▶ _What you should do_
Print the data exactly, leaving nothing out.

▶ _Material_
◆ ◆ ◆ ◆

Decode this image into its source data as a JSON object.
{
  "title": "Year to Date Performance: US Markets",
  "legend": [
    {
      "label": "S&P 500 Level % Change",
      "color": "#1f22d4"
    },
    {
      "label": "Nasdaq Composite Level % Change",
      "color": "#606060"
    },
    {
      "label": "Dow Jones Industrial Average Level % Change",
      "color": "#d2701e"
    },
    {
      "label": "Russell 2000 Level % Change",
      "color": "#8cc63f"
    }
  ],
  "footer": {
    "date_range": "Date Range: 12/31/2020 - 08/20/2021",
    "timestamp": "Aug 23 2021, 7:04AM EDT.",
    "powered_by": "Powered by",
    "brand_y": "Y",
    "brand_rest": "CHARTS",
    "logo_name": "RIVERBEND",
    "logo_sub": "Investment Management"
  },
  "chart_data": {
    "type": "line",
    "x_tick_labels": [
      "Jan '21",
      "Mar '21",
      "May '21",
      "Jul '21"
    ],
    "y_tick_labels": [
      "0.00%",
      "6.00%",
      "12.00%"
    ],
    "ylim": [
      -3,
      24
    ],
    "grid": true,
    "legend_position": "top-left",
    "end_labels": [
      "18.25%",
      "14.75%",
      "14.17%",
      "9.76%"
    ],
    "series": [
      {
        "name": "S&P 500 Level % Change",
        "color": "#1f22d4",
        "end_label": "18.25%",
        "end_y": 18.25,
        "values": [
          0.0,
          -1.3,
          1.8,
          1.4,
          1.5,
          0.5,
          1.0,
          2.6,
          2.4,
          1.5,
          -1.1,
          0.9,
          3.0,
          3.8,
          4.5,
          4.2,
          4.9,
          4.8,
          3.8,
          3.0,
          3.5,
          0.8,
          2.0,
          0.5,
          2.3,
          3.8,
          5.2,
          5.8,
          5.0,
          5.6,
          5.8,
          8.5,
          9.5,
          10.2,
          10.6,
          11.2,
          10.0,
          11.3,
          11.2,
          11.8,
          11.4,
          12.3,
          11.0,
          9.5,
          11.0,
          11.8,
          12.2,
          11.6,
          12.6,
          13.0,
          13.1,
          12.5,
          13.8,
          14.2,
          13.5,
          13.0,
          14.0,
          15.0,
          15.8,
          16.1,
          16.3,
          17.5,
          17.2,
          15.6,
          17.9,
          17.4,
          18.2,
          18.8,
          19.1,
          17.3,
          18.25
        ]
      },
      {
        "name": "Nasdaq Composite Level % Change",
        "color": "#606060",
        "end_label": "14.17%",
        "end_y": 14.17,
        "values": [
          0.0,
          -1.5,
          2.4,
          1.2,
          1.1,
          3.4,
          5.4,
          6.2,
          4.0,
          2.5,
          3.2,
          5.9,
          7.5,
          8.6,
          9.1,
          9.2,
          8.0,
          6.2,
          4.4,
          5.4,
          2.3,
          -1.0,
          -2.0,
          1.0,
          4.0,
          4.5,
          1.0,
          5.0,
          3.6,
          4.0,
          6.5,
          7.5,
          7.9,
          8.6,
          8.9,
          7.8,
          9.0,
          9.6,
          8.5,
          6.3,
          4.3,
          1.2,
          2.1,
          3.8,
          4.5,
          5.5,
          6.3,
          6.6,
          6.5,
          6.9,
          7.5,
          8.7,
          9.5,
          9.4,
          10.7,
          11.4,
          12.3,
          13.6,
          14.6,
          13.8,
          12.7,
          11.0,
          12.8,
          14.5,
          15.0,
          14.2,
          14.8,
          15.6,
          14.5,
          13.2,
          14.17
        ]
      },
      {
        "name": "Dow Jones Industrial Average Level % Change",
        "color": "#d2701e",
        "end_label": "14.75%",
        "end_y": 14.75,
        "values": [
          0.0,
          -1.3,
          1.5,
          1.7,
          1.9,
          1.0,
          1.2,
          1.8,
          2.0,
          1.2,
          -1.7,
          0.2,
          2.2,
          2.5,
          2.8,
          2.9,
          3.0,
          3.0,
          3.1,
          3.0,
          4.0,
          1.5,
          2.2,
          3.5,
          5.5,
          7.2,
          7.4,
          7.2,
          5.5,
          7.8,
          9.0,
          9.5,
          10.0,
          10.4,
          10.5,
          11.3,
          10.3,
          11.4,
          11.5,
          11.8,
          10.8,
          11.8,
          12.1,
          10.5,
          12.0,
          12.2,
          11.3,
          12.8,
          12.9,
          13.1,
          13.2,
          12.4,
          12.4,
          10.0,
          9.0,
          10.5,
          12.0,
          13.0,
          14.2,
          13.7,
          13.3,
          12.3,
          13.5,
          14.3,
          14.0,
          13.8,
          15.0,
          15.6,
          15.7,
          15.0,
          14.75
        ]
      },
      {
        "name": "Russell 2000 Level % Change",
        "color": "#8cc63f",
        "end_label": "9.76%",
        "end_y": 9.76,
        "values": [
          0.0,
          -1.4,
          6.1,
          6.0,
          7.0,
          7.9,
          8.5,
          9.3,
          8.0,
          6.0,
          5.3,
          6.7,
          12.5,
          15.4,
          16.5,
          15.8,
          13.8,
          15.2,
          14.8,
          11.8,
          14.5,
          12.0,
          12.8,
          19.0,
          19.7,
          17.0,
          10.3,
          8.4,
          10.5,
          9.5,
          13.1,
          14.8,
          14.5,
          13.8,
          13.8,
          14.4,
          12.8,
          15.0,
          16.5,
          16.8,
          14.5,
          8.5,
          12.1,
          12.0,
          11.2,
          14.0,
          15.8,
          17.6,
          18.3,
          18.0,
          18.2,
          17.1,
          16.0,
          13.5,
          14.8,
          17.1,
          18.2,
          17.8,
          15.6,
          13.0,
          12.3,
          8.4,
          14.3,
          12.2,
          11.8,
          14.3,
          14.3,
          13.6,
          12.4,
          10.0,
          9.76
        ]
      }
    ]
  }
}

◆ ◆ ◆ ◆

▶ _Solution to this task_
Decode this image into its source data as a JSON object.
{
  "title": "Year to Date Performance: US Markets",
  "legend": [
    {
      "label": "S&P 500 Level % Change",
      "color": "#1f22d4"
    },
    {
      "label": "Nasdaq Composite Level % Change",
      "color": "#606060"
    },
    {
      "label": "Dow Jones Industrial Average Level % Change",
      "color": "#d2701e"
    },
    {
      "label": "Russell 2000 Level % Change",
      "color": "#8cc63f"
    }
  ],
  "footer": {
    "date_range": "Date Range: 12/31/2020 - 08/20/2021",
    "timestamp": "Aug 23 2021, 7:04AM EDT.",
    "powered_by": "Powered by",
    "brand_y": "Y",
    "brand_rest": "CHARTS",
    "logo_name": "RIVERBEND",
    "logo_sub": "Investment Management"
  },
  "chart_data": {
    "type": "line",
    "x_tick_labels": [
      "Jan '21",
      "Mar '21",
      "May '21",
      "Jul '21"
    ],
    "y_tick_labels": [
      "0.00%",
      "6.00%",
      "12.00%"
    ],
    "ylim": [
      -3,
      24
    ],
    "grid": true,
    "legend_position": "top-left",
    "end_labels": [
      "18.25%",
      "14.75%",
      "14.17%",
      "9.76%"
    ],
    "series": [
      {
        "name": "S&P 500 Level % Change",
        "color": "#1f22d4",
        "end_label": "18.25%",
        "end_y": 18.25,
        "values": [
          0.0,
          -1.3,
          1.8,
          1.4,
          1.5,
          0.5,
          1.0,
          2.6,
          2.4,
          1.5,
          -1.1,
          0.9,
          3.0,
          3.8,
          4.5,
          4.2,
          4.9,
          4.8,
          3.8,
          3.0,
          3.5,
          0.8,
          2.0,
          0.5,
          2.3,
          3.8,
          5.2,
          5.8,
          5.0,
          5.6,
          5.8,
          8.5,
          9.5,
          10.2,
          10.6,
          11.2,
          10.0,
          11.3,
          11.2,
          11.8,
          11.4,
          12.3,
          11.0,
          9.5,
          11.0,
          11.8,
          12.2,
          11.6,
          12.6,
          13.0,
          13.1,
          12.5,
          13.8,
          14.2,
          13.5,
          13.0,
          14.0,
          15.0,
          15.8,
          16.1,
          16.3,
          17.5,
          17.2,
          15.6,
          17.9,
          17.4,
          18.2,
          18.8,
          19.1,
          17.3,
          18.25
        ]
      },
      {
        "name": "Nasdaq Composite Level % Change",
        "color": "#606060",
        "end_label": "14.17%",
        "end_y": 14.17,
        "values": [
          0.0,
          -1.5,
          2.4,
          1.2,
          1.1,
          3.4,
          5.4,
          6.2,
          4.0,
          2.5,
          3.2,
          5.9,
          7.5,
          8.6,
          9.1,
          9.2,
          8.0,
          6.2,
          4.4,
          5.4,
          2.3,
          -1.0,
          -2.0,
          1.0,
          4.0,
          4.5,
          1.0,
          5.0,
          3.6,
          4.0,
          6.5,
          7.5,
          7.9,
          8.6,
          8.9,
          7.8,
          9.0,
          9.6,
          8.5,
          6.3,
          4.3,
          1.2,
          2.1,
          3.8,
          4.5,
          5.5,
          6.3,
          6.6,
          6.5,
          6.9,
          7.5,
          8.7,
          9.5,
          9.4,
          10.7,
          11.4,
          12.3,
          13.6,
          14.6,
          13.8,
          12.7,
          11.0,
          12.8,
          14.5,
          15.0,
          14.2,
          14.8,
          15.6,
          14.5,
          13.2,
          14.17
        ]
      },
      {
        "name": "Dow Jones Industrial Average Level % Change",
        "color": "#d2701e",
        "end_label": "14.75%",
        "end_y": 14.75,
        "values": [
          0.0,
          -1.3,
          1.5,
          1.7,
          1.9,
          1.0,
          1.2,
          1.8,
          2.0,
          1.2,
          -1.7,
          0.2,
          2.2,
          2.5,
          2.8,
          2.9,
          3.0,
          3.0,
          3.1,
          3.0,
          4.0,
          1.5,
          2.2,
          3.5,
          5.5,
          7.2,
          7.4,
          7.2,
          5.5,
          7.8,
          9.0,
          9.5,
          10.0,
          10.4,
          10.5,
          11.3,
          10.3,
          11.4,
          11.5,
          11.8,
          10.8,
          11.8,
          12.1,
          10.5,
          12.0,
          12.2,
          11.3,
          12.8,
          12.9,
          13.1,
          13.2,
          12.4,
          12.4,
          10.0,
          9.0,
          10.5,
          12.0,
          13.0,
          14.2,
          13.7,
          13.3,
          12.3,
          13.5,
          14.3,
          14.0,
          13.8,
          15.0,
          15.6,
          15.7,
          15.0,
          14.75
        ]
      },
      {
        "name": "Russell 2000 Level % Change",
        "color": "#8cc63f",
        "end_label": "9.76%",
        "end_y": 9.76,
        "values": [
          0.0,
          -1.4,
          6.1,
          6.0,
          7.0,
          7.9,
          8.5,
          9.3,
          8.0,
          6.0,
          5.3,
          6.7,
          12.5,
          15.4,
          16.5,
          15.8,
          13.8,
          15.2,
          14.8,
          11.8,
          14.5,
          12.0,
          12.8,
          19.0,
          19.7,
          17.0,
          10.3,
          8.4,
          10.5,
          9.5,
          13.1,
          14.8,
          14.5,
          13.8,
          13.8,
          14.4,
          12.8,
          15.0,
          16.5,
          16.8,
          14.5,
          8.5,
          12.1,
          12.0,
          11.2,
          14.0,
          15.8,
          17.6,
          18.3,
          18.0,
          18.2,
          17.1,
          16.0,
          13.5,
          14.8,
          17.1,
          18.2,
          17.8,
          15.6,
          13.0,
          12.3,
          8.4,
          14.3,
          12.2,
          11.8,
          14.3,
          14.3,
          13.6,
          12.4,
          10.0,
          9.76
        ]
      }
    ]
  }
}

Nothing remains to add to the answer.